WRITTEN PROBLEM:
Each line that includes the string "JSON" counts once; give the total and nothing else.

— start MATERIAL SUPPLIED —

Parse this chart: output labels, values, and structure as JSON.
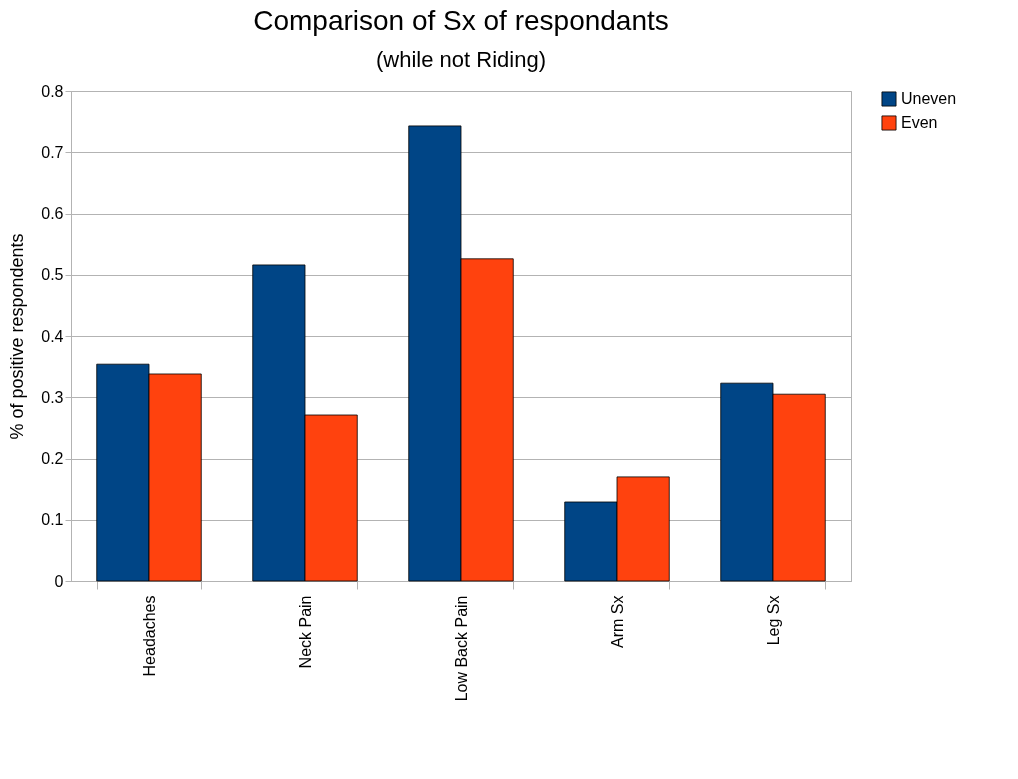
{
  "chart_data": {
    "type": "bar",
    "title": "Comparison of Sx of respondants",
    "subtitle": "(while not Riding)",
    "ylabel": "% of positive respondents",
    "categories": [
      "Headaches",
      "Neck Pain",
      "Low  Back Pain",
      "Arm Sx",
      "Leg Sx"
    ],
    "series": [
      {
        "name": "Uneven",
        "color": "#004586",
        "values": [
          0.354,
          0.516,
          0.743,
          0.129,
          0.323
        ]
      },
      {
        "name": "Even",
        "color": "#ff420e",
        "values": [
          0.338,
          0.271,
          0.526,
          0.17,
          0.305
        ]
      }
    ],
    "ylim": [
      0,
      0.8
    ],
    "yticks": [
      0,
      0.1,
      0.2,
      0.3,
      0.4,
      0.5,
      0.6,
      0.7,
      0.8
    ],
    "grid": "y",
    "legend": "right"
  }
}
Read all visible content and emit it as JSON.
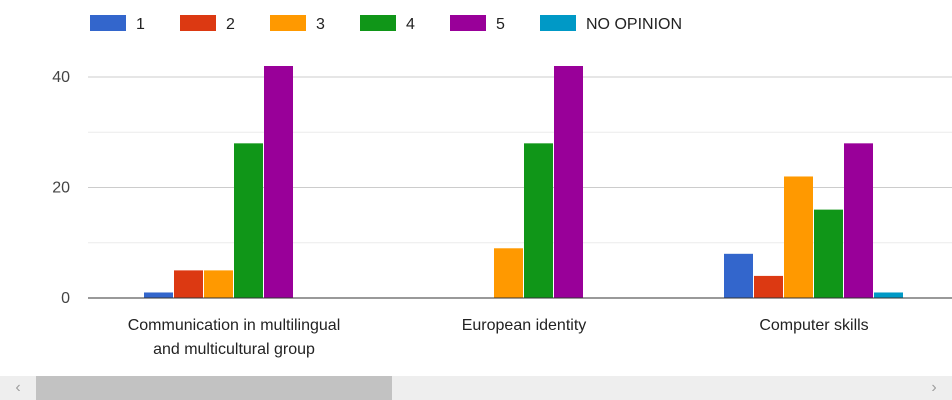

— end MATERIAL SUPPLIED —

COMPLETE ANSWER:
2